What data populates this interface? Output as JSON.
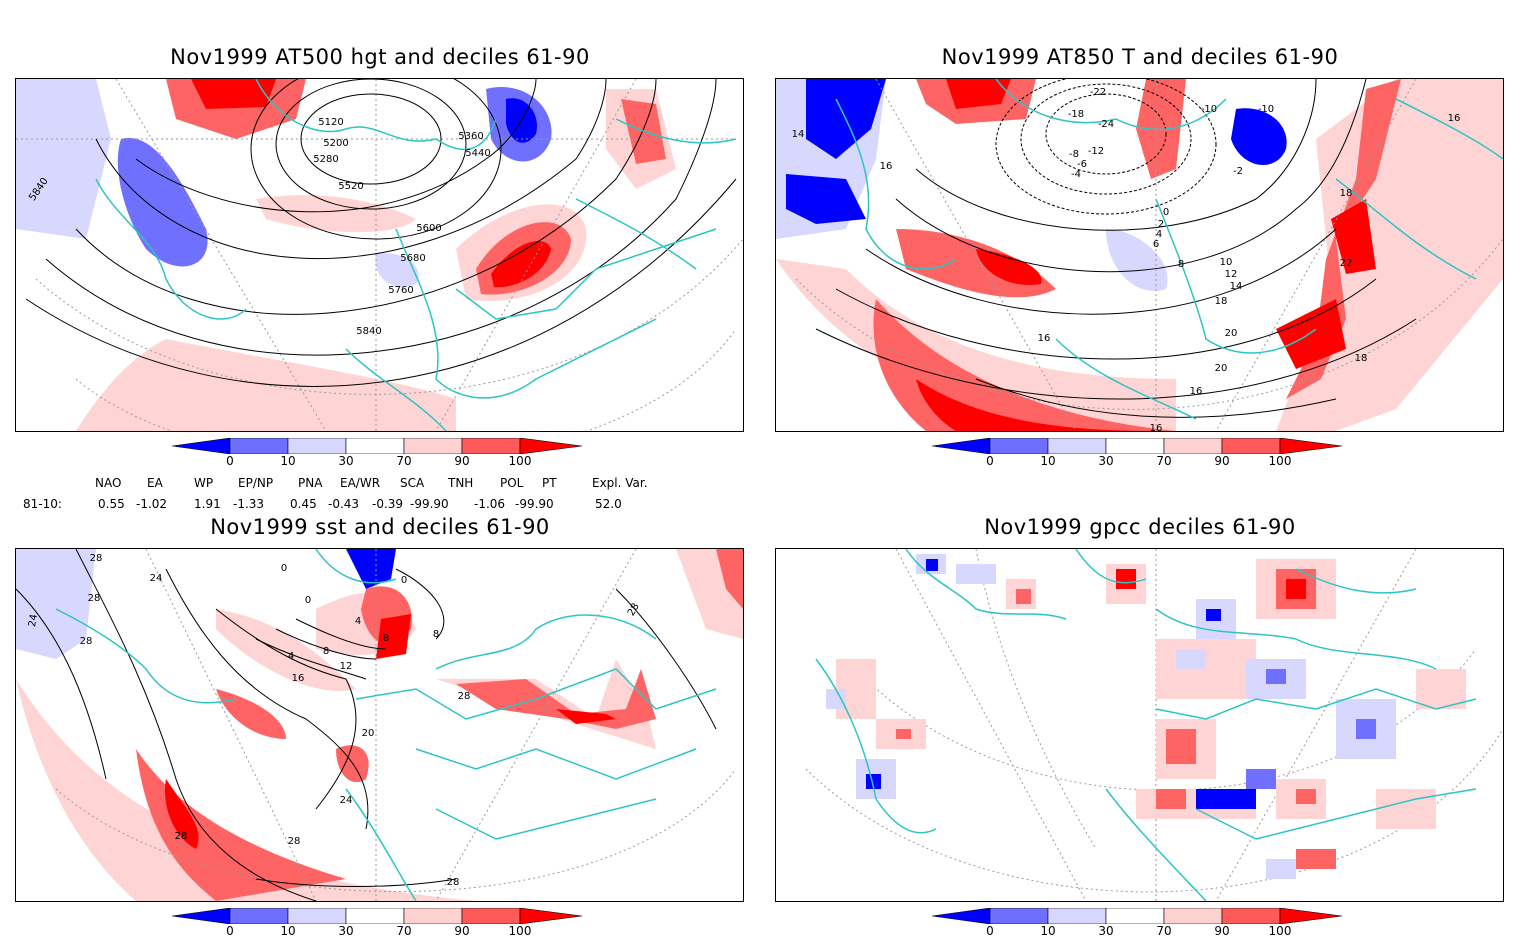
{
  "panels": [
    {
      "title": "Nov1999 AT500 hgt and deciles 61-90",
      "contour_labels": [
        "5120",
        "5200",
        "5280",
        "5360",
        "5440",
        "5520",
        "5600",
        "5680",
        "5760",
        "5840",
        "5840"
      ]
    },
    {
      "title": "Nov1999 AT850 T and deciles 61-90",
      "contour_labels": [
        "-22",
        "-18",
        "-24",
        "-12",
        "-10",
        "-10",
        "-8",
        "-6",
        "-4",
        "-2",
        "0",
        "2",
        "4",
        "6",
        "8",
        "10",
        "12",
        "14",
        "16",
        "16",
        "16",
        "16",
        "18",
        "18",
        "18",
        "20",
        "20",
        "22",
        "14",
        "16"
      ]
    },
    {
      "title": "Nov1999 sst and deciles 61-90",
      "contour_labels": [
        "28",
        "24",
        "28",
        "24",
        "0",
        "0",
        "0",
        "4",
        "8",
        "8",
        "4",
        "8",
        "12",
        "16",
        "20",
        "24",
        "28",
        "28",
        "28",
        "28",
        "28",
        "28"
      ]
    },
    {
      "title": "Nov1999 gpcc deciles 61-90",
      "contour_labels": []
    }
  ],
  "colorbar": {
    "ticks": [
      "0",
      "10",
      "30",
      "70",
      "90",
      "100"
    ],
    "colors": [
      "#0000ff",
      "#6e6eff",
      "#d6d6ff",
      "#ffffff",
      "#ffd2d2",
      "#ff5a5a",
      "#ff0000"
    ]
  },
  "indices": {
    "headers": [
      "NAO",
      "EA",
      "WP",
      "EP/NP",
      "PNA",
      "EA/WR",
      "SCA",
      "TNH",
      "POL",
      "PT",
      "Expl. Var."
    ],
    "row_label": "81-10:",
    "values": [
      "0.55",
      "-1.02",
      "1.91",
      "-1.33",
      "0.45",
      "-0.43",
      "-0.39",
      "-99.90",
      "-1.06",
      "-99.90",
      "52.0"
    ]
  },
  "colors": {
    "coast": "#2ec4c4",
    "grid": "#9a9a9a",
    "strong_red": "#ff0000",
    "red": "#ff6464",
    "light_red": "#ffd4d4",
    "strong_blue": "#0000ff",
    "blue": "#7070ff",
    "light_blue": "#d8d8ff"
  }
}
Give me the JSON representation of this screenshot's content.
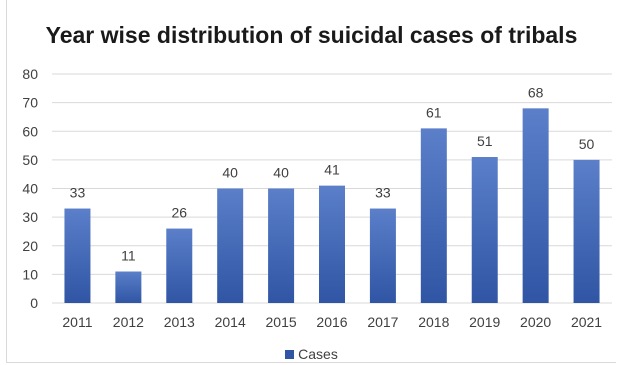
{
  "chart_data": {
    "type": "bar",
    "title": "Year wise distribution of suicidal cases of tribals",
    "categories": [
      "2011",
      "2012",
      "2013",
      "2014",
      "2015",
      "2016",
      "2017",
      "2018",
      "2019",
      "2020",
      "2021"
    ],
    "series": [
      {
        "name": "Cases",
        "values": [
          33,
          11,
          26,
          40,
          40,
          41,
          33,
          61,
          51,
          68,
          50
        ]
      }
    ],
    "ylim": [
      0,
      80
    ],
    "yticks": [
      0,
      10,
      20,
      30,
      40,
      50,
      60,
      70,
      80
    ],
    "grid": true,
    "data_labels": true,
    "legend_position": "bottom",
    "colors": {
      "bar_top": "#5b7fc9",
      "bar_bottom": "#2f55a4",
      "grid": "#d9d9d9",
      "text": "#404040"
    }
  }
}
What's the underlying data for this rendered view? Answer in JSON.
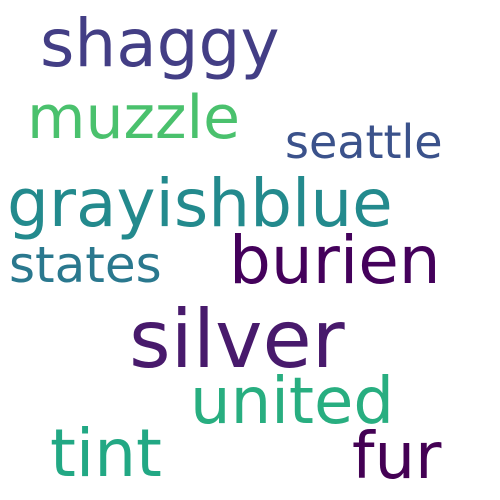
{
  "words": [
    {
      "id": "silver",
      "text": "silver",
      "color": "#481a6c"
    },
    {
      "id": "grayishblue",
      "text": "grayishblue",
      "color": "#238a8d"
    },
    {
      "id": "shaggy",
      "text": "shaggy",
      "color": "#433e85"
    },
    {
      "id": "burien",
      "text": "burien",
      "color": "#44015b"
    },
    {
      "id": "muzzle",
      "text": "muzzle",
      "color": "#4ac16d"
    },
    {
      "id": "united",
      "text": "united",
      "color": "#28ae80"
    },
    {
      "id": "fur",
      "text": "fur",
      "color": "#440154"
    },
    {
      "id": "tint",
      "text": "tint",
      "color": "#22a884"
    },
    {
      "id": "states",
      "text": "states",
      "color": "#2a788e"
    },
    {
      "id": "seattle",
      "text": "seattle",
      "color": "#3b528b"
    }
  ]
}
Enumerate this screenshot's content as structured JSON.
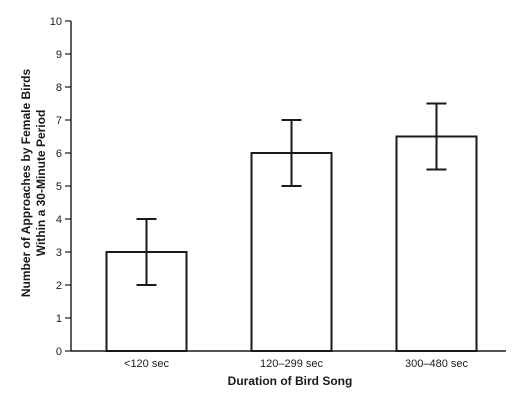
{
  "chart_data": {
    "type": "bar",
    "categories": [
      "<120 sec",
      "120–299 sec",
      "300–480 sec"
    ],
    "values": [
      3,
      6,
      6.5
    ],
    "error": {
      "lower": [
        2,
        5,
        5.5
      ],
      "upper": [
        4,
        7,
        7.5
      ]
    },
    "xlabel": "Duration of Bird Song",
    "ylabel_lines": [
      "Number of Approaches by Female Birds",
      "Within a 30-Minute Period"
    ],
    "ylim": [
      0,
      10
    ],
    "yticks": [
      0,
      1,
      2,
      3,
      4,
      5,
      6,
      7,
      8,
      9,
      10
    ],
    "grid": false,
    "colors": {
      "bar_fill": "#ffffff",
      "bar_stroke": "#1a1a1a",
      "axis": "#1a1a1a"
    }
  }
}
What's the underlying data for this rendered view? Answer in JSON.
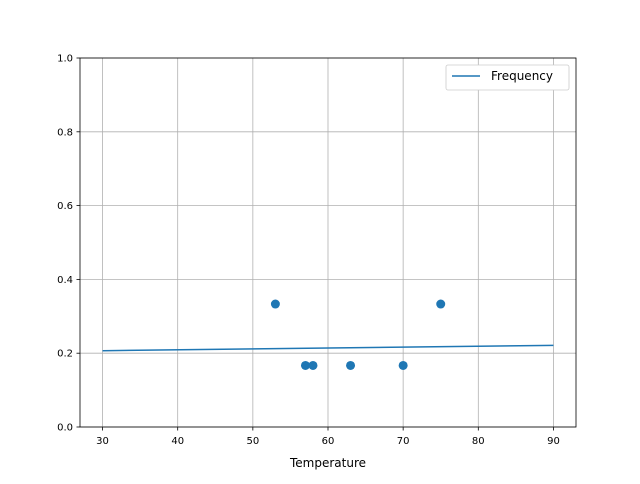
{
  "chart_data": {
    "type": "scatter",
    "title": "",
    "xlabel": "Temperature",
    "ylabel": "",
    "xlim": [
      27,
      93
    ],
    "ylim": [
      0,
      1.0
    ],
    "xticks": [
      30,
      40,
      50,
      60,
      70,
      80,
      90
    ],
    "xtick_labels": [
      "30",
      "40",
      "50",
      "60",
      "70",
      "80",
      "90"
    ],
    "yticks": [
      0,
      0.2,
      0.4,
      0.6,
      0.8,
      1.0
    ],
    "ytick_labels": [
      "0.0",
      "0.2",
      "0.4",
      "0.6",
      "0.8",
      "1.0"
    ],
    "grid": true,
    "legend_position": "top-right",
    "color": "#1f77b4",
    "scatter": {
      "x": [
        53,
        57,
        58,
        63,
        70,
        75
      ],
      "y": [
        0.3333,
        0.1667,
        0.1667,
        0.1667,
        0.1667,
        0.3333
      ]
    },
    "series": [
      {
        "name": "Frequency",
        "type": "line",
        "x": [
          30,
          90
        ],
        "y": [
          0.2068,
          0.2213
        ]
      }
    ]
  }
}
********
Reproduce every entry exactly, but omit each picture.

ANSWER BELOW ▸
What data populates this interface? Output as JSON.
{
  "panels": [
    {
      "title": "Nov1999 AT500 hgt and deciles 61-90",
      "contour_labels": [
        "5120",
        "5200",
        "5280",
        "5360",
        "5440",
        "5520",
        "5600",
        "5680",
        "5760",
        "5840",
        "5840"
      ]
    },
    {
      "title": "Nov1999 AT850 T and deciles 61-90",
      "contour_labels": [
        "-22",
        "-18",
        "-24",
        "-12",
        "-10",
        "-10",
        "-8",
        "-6",
        "-4",
        "-2",
        "0",
        "2",
        "4",
        "6",
        "8",
        "10",
        "12",
        "14",
        "16",
        "16",
        "16",
        "16",
        "18",
        "18",
        "18",
        "20",
        "20",
        "22",
        "14",
        "16"
      ]
    },
    {
      "title": "Nov1999 sst and deciles 61-90",
      "contour_labels": [
        "28",
        "24",
        "28",
        "24",
        "0",
        "0",
        "0",
        "4",
        "8",
        "8",
        "4",
        "8",
        "12",
        "16",
        "20",
        "24",
        "28",
        "28",
        "28",
        "28",
        "28",
        "28"
      ]
    },
    {
      "title": "Nov1999 gpcc deciles 61-90",
      "contour_labels": []
    }
  ],
  "colorbar": {
    "ticks": [
      "0",
      "10",
      "30",
      "70",
      "90",
      "100"
    ],
    "colors": [
      "#0000ff",
      "#6e6eff",
      "#d6d6ff",
      "#ffffff",
      "#ffd2d2",
      "#ff5a5a",
      "#ff0000"
    ]
  },
  "indices": {
    "headers": [
      "NAO",
      "EA",
      "WP",
      "EP/NP",
      "PNA",
      "EA/WR",
      "SCA",
      "TNH",
      "POL",
      "PT",
      "Expl. Var."
    ],
    "row_label": "81-10:",
    "values": [
      "0.55",
      "-1.02",
      "1.91",
      "-1.33",
      "0.45",
      "-0.43",
      "-0.39",
      "-99.90",
      "-1.06",
      "-99.90",
      "52.0"
    ]
  },
  "colors": {
    "coast": "#2ec4c4",
    "grid": "#9a9a9a",
    "strong_red": "#ff0000",
    "red": "#ff6464",
    "light_red": "#ffd4d4",
    "strong_blue": "#0000ff",
    "blue": "#7070ff",
    "light_blue": "#d8d8ff"
  }
}
Give me the JSON representation of this screenshot's content.
{
  "chart_data": {
    "type": "bar",
    "title": "Year wise distribution of suicidal cases of tribals",
    "categories": [
      "2011",
      "2012",
      "2013",
      "2014",
      "2015",
      "2016",
      "2017",
      "2018",
      "2019",
      "2020",
      "2021"
    ],
    "series": [
      {
        "name": "Cases",
        "values": [
          33,
          11,
          26,
          40,
          40,
          41,
          33,
          61,
          51,
          68,
          50
        ]
      }
    ],
    "ylim": [
      0,
      80
    ],
    "yticks": [
      0,
      10,
      20,
      30,
      40,
      50,
      60,
      70,
      80
    ],
    "grid": true,
    "data_labels": true,
    "legend_position": "bottom",
    "colors": {
      "bar_top": "#5b7fc9",
      "bar_bottom": "#2f55a4",
      "grid": "#d9d9d9",
      "text": "#404040"
    }
  }
}
What's the underlying data for this rendered view? Answer in JSON.
{
  "words": [
    {
      "id": "silver",
      "text": "silver",
      "color": "#481a6c"
    },
    {
      "id": "grayishblue",
      "text": "grayishblue",
      "color": "#238a8d"
    },
    {
      "id": "shaggy",
      "text": "shaggy",
      "color": "#433e85"
    },
    {
      "id": "burien",
      "text": "burien",
      "color": "#44015b"
    },
    {
      "id": "muzzle",
      "text": "muzzle",
      "color": "#4ac16d"
    },
    {
      "id": "united",
      "text": "united",
      "color": "#28ae80"
    },
    {
      "id": "fur",
      "text": "fur",
      "color": "#440154"
    },
    {
      "id": "tint",
      "text": "tint",
      "color": "#22a884"
    },
    {
      "id": "states",
      "text": "states",
      "color": "#2a788e"
    },
    {
      "id": "seattle",
      "text": "seattle",
      "color": "#3b528b"
    }
  ]
}
Enumerate this screenshot's content as structured JSON.
{
  "chart_data": {
    "type": "bar",
    "categories": [
      "<120 sec",
      "120–299 sec",
      "300–480 sec"
    ],
    "values": [
      3,
      6,
      6.5
    ],
    "error": {
      "lower": [
        2,
        5,
        5.5
      ],
      "upper": [
        4,
        7,
        7.5
      ]
    },
    "xlabel": "Duration of Bird Song",
    "ylabel_lines": [
      "Number of Approaches by Female Birds",
      "Within a 30-Minute Period"
    ],
    "ylim": [
      0,
      10
    ],
    "yticks": [
      0,
      1,
      2,
      3,
      4,
      5,
      6,
      7,
      8,
      9,
      10
    ],
    "grid": false,
    "colors": {
      "bar_fill": "#ffffff",
      "bar_stroke": "#1a1a1a",
      "axis": "#1a1a1a"
    }
  }
}
What's the underlying data for this rendered view? Answer in JSON.
{
  "chart_data": {
    "type": "scatter",
    "title": "",
    "xlabel": "Temperature",
    "ylabel": "",
    "xlim": [
      27,
      93
    ],
    "ylim": [
      0,
      1.0
    ],
    "xticks": [
      30,
      40,
      50,
      60,
      70,
      80,
      90
    ],
    "xtick_labels": [
      "30",
      "40",
      "50",
      "60",
      "70",
      "80",
      "90"
    ],
    "yticks": [
      0,
      0.2,
      0.4,
      0.6,
      0.8,
      1.0
    ],
    "ytick_labels": [
      "0.0",
      "0.2",
      "0.4",
      "0.6",
      "0.8",
      "1.0"
    ],
    "grid": true,
    "legend_position": "top-right",
    "color": "#1f77b4",
    "scatter": {
      "x": [
        53,
        57,
        58,
        63,
        70,
        75
      ],
      "y": [
        0.3333,
        0.1667,
        0.1667,
        0.1667,
        0.1667,
        0.3333
      ]
    },
    "series": [
      {
        "name": "Frequency",
        "type": "line",
        "x": [
          30,
          90
        ],
        "y": [
          0.2068,
          0.2213
        ]
      }
    ]
  }
}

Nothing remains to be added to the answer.